BEGIN

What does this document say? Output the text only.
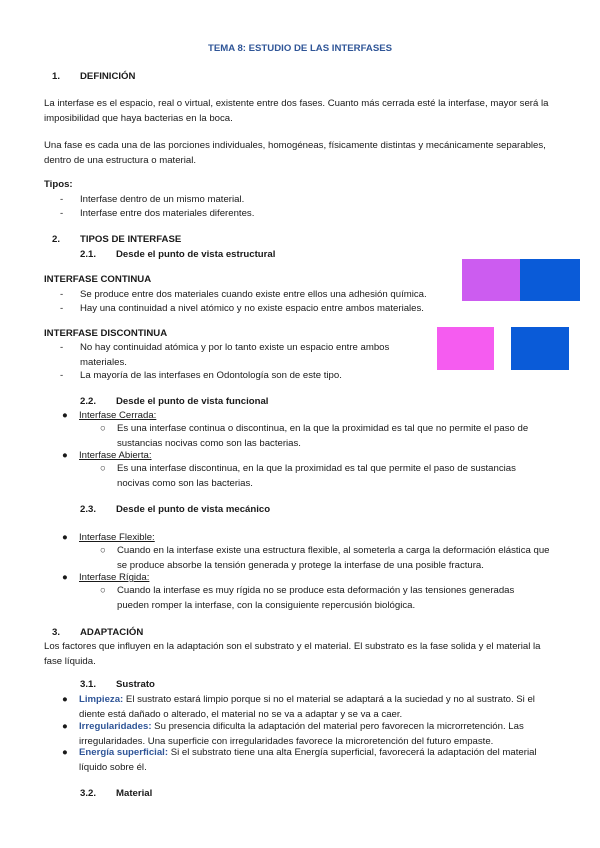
TEMA 8: ESTUDIO DE LAS INTERFASES
1. DEFINICIÓN
La interfase es el espacio, real o virtual, existente entre dos fases. Cuanto más cerrada esté la interfase, mayor será la imposibilidad que haya bacterias en la boca.
Una fase es cada una de las porciones individuales, homogéneas, físicamente distintas y mecánicamente separables, dentro de una estructura o material.
Tipos:
- Interfase dentro de un mismo material.
- Interfase entre dos materiales diferentes.
2. TIPOS DE INTERFASE
2.1. Desde el punto de vista estructural
INTERFASE CONTINUA
- Se produce entre dos materiales cuando existe entre ellos una adhesión química.
- Hay una continuidad a nivel atómico y no existe espacio entre ambos materiales.
INTERFASE DISCONTINUA
- No hay continuidad atómica y por lo tanto existe un espacio entre ambos materiales.
- La mayoría de las interfases en Odontología son de este tipo.
2.2. Desde el punto de vista funcional
● Interfase Cerrada:
○ Es una interfase continua o discontinua, en la que la proximidad es tal que no permite el paso de sustancias nocivas como son las bacterias.
● Interfase Abierta:
○ Es una interfase discontinua, en la que la proximidad es tal que permite el paso de sustancias nocivas como son las bacterias.
2.3. Desde el punto de vista mecánico
● Interfase Flexible:
○ Cuando en la interfase existe una estructura flexible, al someterla a carga la deformación elástica que se produce absorbe la tensión generada y protege la interfase de una posible fractura.
● Interfase Rígida:
○ Cuando la interfase es muy rígida no se produce esta deformación y las tensiones generadas pueden romper la interfase, con la consiguiente repercusión biológica.
3. ADAPTACIÓN
Los factores que influyen en la adaptación son el substrato y el material. El substrato es la fase solida y el material la fase líquida.
3.1. Sustrato
● Limpieza: El sustrato estará limpio porque si no el material se adaptará a la suciedad y no al sustrato. Si el diente está dañado o alterado, el material no se va a adaptar y se va a caer.
● Irregularidades: Su presencia dificulta la adaptación del material pero favorecen la microrretención. Las irregularidades. Una superficie con irregularidades favorece la microretención del futuro empaste.
● Energía superficial: Si el substrato tiene una alta Energía superficial, favorecerá la adaptación del material líquido sobre él.
3.2. Material
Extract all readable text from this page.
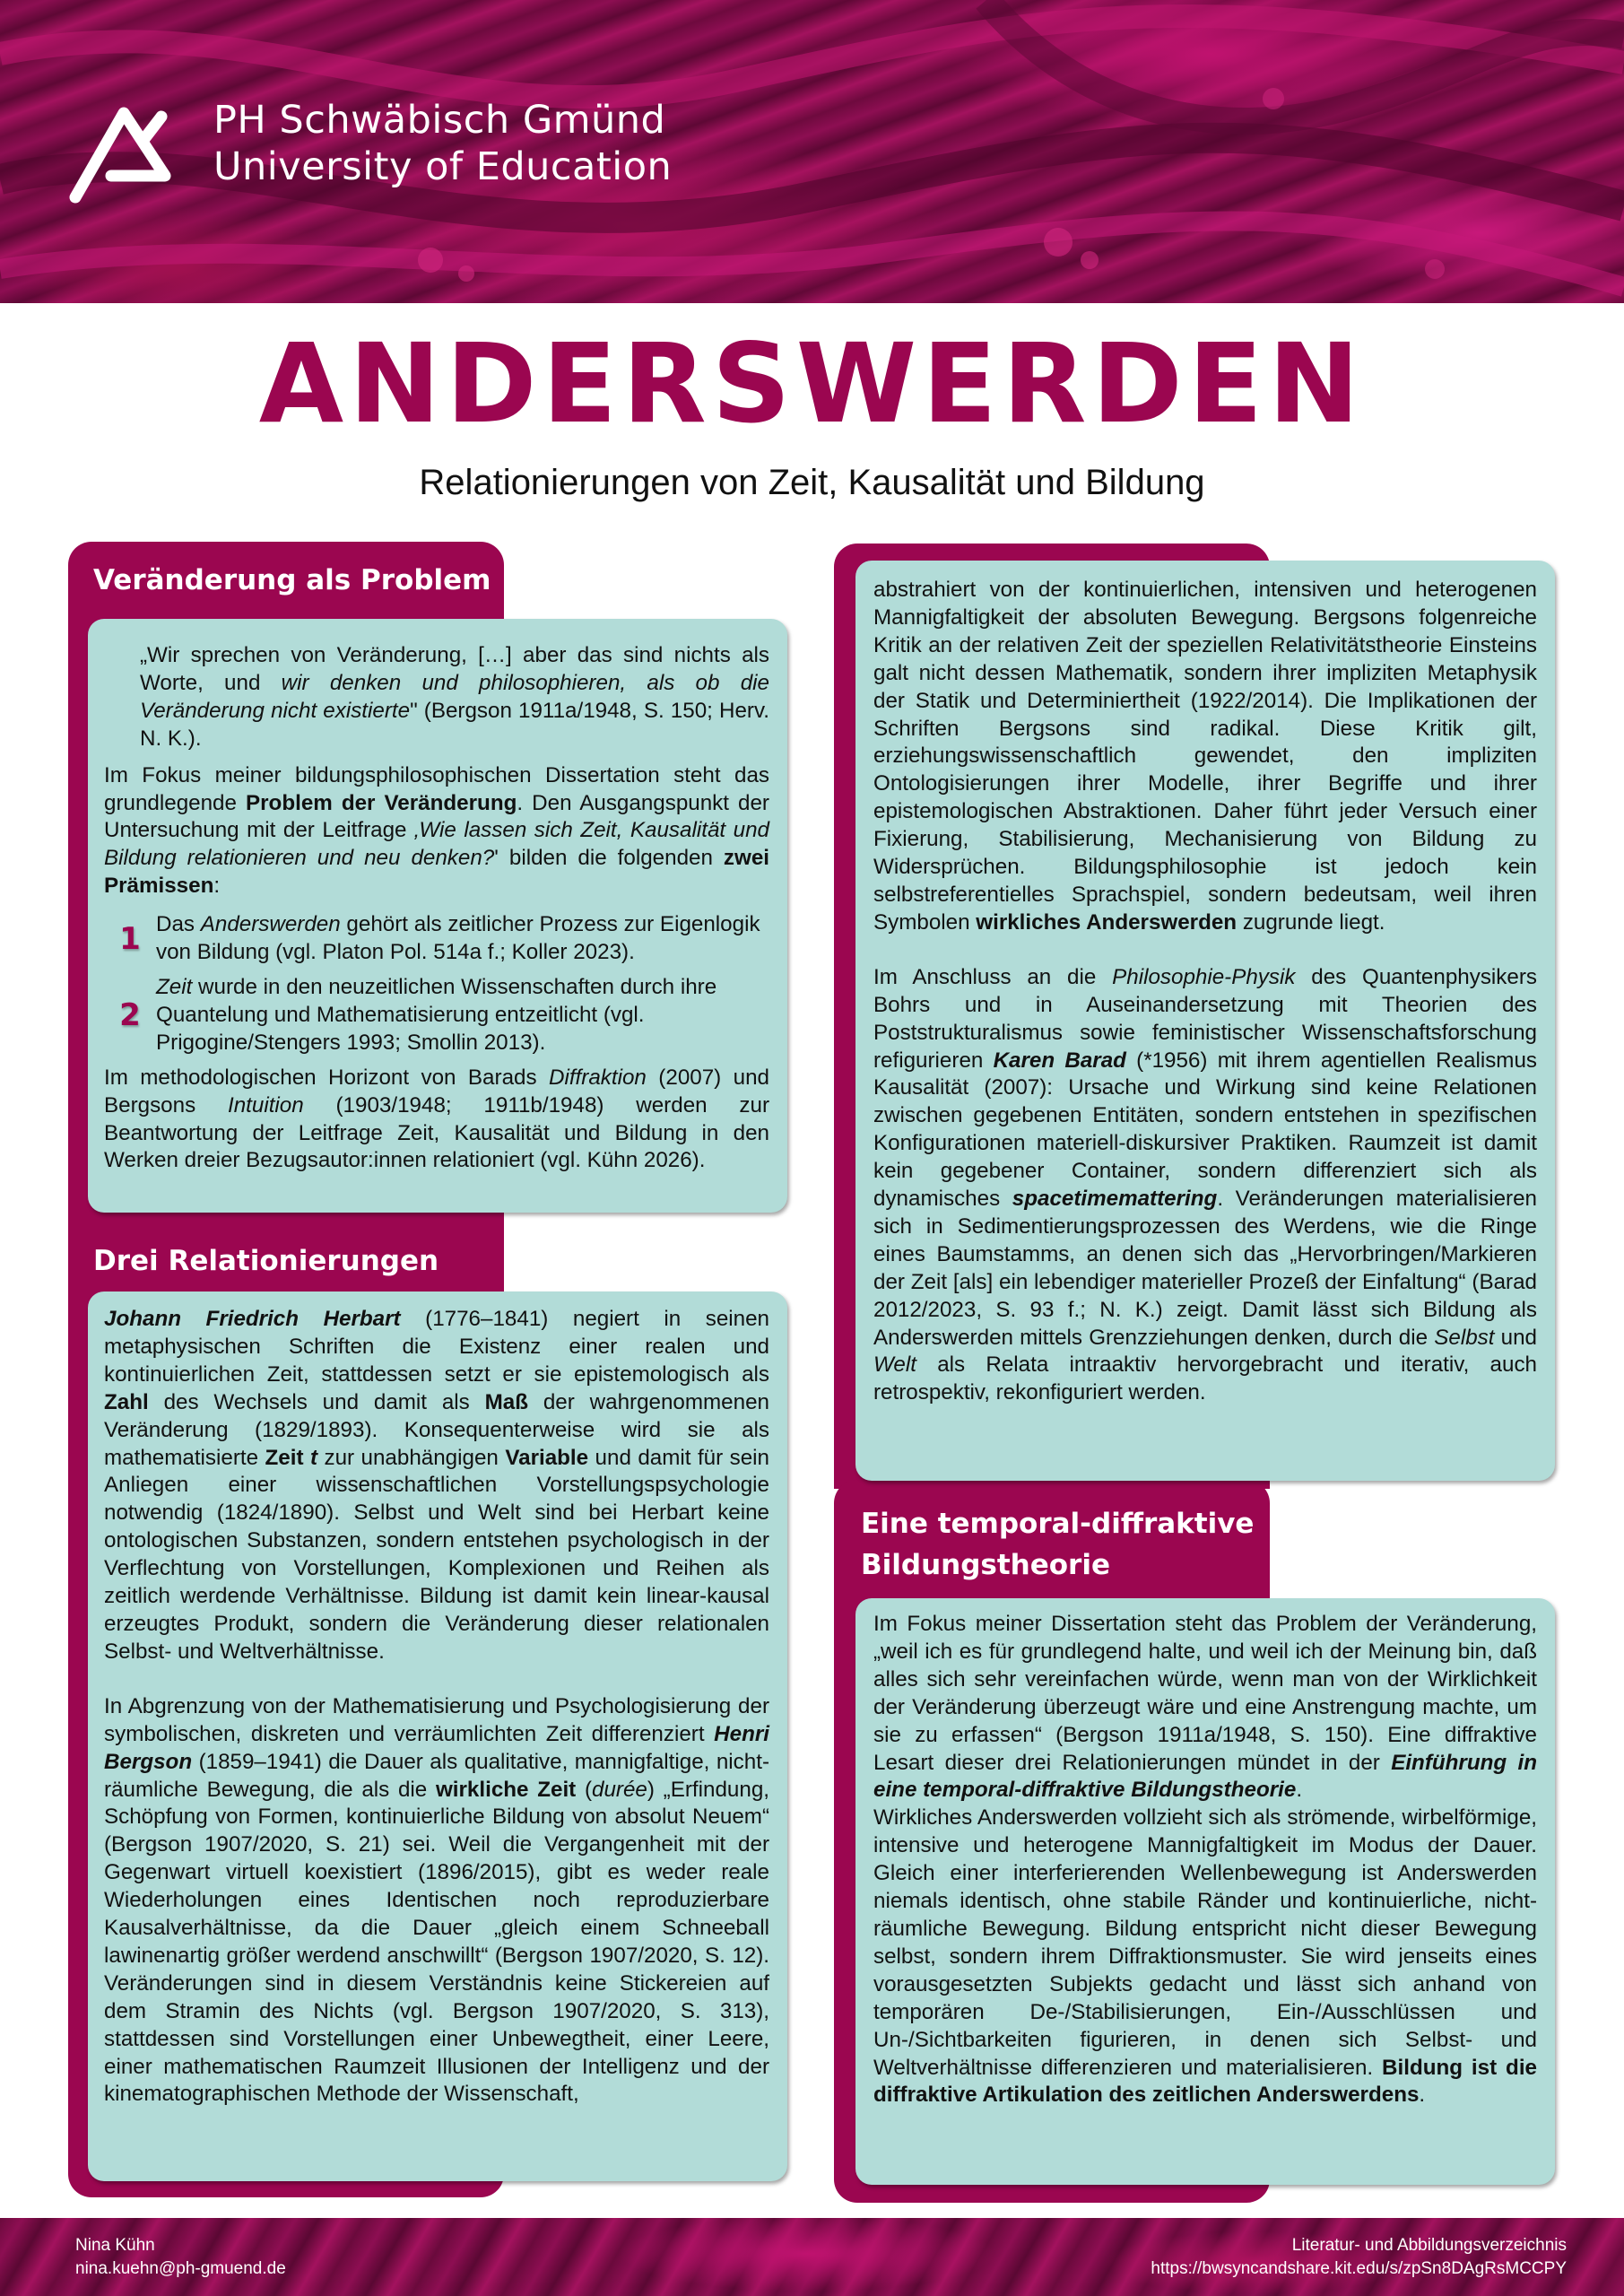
PH Schwäbisch Gmünd
University of Education
ANDERSWERDEN
Relationierungen von Zeit, Kausalität und Bildung
Veränderung als Problem

„Wir sprechen von Veränderung, […] aber das sind nichts als Worte, und wir denken und philosophieren, als ob die Veränderung nicht existierte" (Bergson 1911a/1948, S. 150; Herv. N. K.).

Im Fokus meiner bildungsphilosophischen Dissertation steht das grundlegende Problem der Veränderung. Den Ausgangspunkt der Untersuchung mit der Leitfrage ‚Wie lassen sich Zeit, Kausalität und Bildung relationieren und neu denken?' bilden die folgenden zwei Prämissen:

1 Das Anderswerden gehört als zeitlicher Prozess zur Eigenlogik von Bildung (vgl. Platon Pol. 514a f.; Koller 2023).
2
Zeit wurde in den neuzeitlichen Wissenschaften durch ihre Quantelung und Mathematisierung entzeitlicht (vgl. Prigogine/Stengers 1993; Smollin 2013).

Im methodologischen Horizont von Barads Diffraktion (2007) und Bergsons Intuition (1903/1948; 1911b/1948) werden zur Beantwortung der Leitfrage Zeit, Kausalität und Bildung in den Werken dreier Bezugsautor:innen relationiert (vgl. Kühn 2026).

Drei Relationierungen

Johann Friedrich Herbart (1776–1841) negiert in seinen metaphysischen Schriften die Existenz einer realen und kontinuierlichen Zeit, stattdessen setzt er sie epistemologisch als Zahl des Wechsels und damit als Maß der wahrgenommenen Veränderung (1829/1893). Konsequenterweise wird sie als mathematisierte Zeit t zur unabhängigen Variable und damit für sein Anliegen einer wissenschaftlichen Vorstellungspsychologie notwendig (1824/1890). Selbst und Welt sind bei Herbart keine ontologischen Substanzen, sondern entstehen psychologisch in der Verflechtung von Vorstellungen, Komplexionen und Reihen als zeitlich werdende Verhältnisse. Bildung ist damit kein linear-kausal erzeugtes Produkt, sondern die Veränderung dieser relationalen Selbst- und Weltverhältnisse.

In Abgrenzung von der Mathematisierung und Psychologisierung der symbolischen, diskreten und verräumlichten Zeit differenziert Henri Bergson (1859–1941) die Dauer als qualitative, mannigfaltige, nicht-räumliche Bewegung, die als die wirkliche Zeit (durée) „Erfindung, Schöpfung von Formen, kontinuierliche Bildung von absolut Neuem“ (Bergson 1907/2020, S. 21) sei. Weil die Vergangenheit mit der Gegenwart virtuell koexistiert (1896/2015), gibt es weder reale Wiederholungen eines Identischen noch reproduzierbare Kausalverhältnisse, da die Dauer „gleich einem Schneeball lawinenartig größer werdend anschwillt“ (Bergson 1907/2020, S. 12). Veränderungen sind in diesem Verständnis keine Stickereien auf dem Stramin des Nichts (vgl. Bergson 1907/2020, S. 313), stattdessen sind Vorstellungen einer Unbewegtheit, einer Leere, einer mathematischen Raumzeit Illusionen der Intelligenz und der kinematographischen Methode der Wissenschaft,

abstrahiert von der kontinuierlichen, intensiven und heterogenen Mannigfaltigkeit der absoluten Bewegung. Bergsons folgenreiche Kritik an der relativen Zeit der speziellen Relativitätstheorie Einsteins galt nicht dessen Mathematik, sondern ihrer impliziten Metaphysik der Statik und Determiniertheit (1922/2014). Die Implikationen der Schriften Bergsons sind radikal. Diese Kritik gilt, erziehungswissenschaftlich gewendet, den impliziten Ontologisierungen ihrer Modelle, ihrer Begriffe und ihrer epistemologischen Abstraktionen. Daher führt jeder Versuch einer Fixierung, Stabilisierung, Mechanisierung von Bildung zu Widersprüchen. Bildungsphilosophie ist jedoch kein selbstreferentielles Sprachspiel, sondern bedeutsam, weil ihren Symbolen wirkliches Anderswerden zugrunde liegt.

Im Anschluss an die Philosophie-Physik des Quantenphysikers Bohrs und in Auseinandersetzung mit Theorien des Poststrukturalismus sowie feministischer Wissenschaftsforschung refigurieren Karen Barad (*1956) mit ihrem agentiellen Realismus Kausalität (2007): Ursache und Wirkung sind keine Relationen zwischen gegebenen Entitäten, sondern entstehen in spezifischen Konfigurationen materiell-diskursiver Praktiken. Raumzeit ist damit kein gegebener Container, sondern differenziert sich als dynamisches spacetimemattering. Veränderungen materialisieren sich in Sedimentierungsprozessen des Werdens, wie die Ringe eines Baumstamms, an denen sich das „Hervorbringen/Markieren der Zeit [als] ein lebendiger materieller Prozeß der Einfaltung“ (Barad 2012/2023, S. 93 f.; N. K.) zeigt. Damit lässt sich Bildung als Anderswerden mittels Grenzziehungen denken, durch die Selbst und Welt als Relata intraaktiv hervorgebracht und iterativ, auch retrospektiv, rekonfiguriert werden.

Eine temporal-diffraktive
Bildungstheorie

Im Fokus meiner Dissertation steht das Problem der Veränderung, „weil ich es für grundlegend halte, und weil ich der Meinung bin, daß alles sich sehr vereinfachen würde, wenn man von der Wirklichkeit der Veränderung überzeugt wäre und eine Anstrengung machte, um sie zu erfassen“ (Bergson 1911a/1948, S. 150). Eine diffraktive Lesart dieser drei Relationierungen mündet in der Einführung in eine temporal-diffraktive Bildungstheorie.

Wirkliches Anderswerden vollzieht sich als strömende, wirbelförmige, intensive und heterogene Mannigfaltigkeit im Modus der Dauer. Gleich einer interferierenden Wellenbewegung ist Anderswerden niemals identisch, ohne stabile Ränder und kontinuierliche, nicht-räumliche Bewegung. Bildung entspricht nicht dieser Bewegung selbst, sondern ihrem Diffraktionsmuster. Sie wird jenseits eines vorausgesetzten Subjekts gedacht und lässt sich anhand von temporären De-/Stabilisierungen, Ein-/Ausschlüssen und Un-/Sichtbarkeiten figurieren, in denen sich Selbst- und Weltverhältnisse differenzieren und materialisieren. Bildung ist die diffraktive Artikulation des zeitlichen Anderswerdens.

Nina Kühn
nina.kuehn@ph-gmuend.de
Literatur- und Abbildungsverzeichnis
https://bwsyncandshare.kit.edu/s/zpSn8DAgRsMCCPY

END

▶ **REQUIRED ACTION**:
Read through the data above. Report each line that has the word "this".

▶ **FINAL ANSWER**:
What does this document say? Output the text only.
Extract all readable text from this page.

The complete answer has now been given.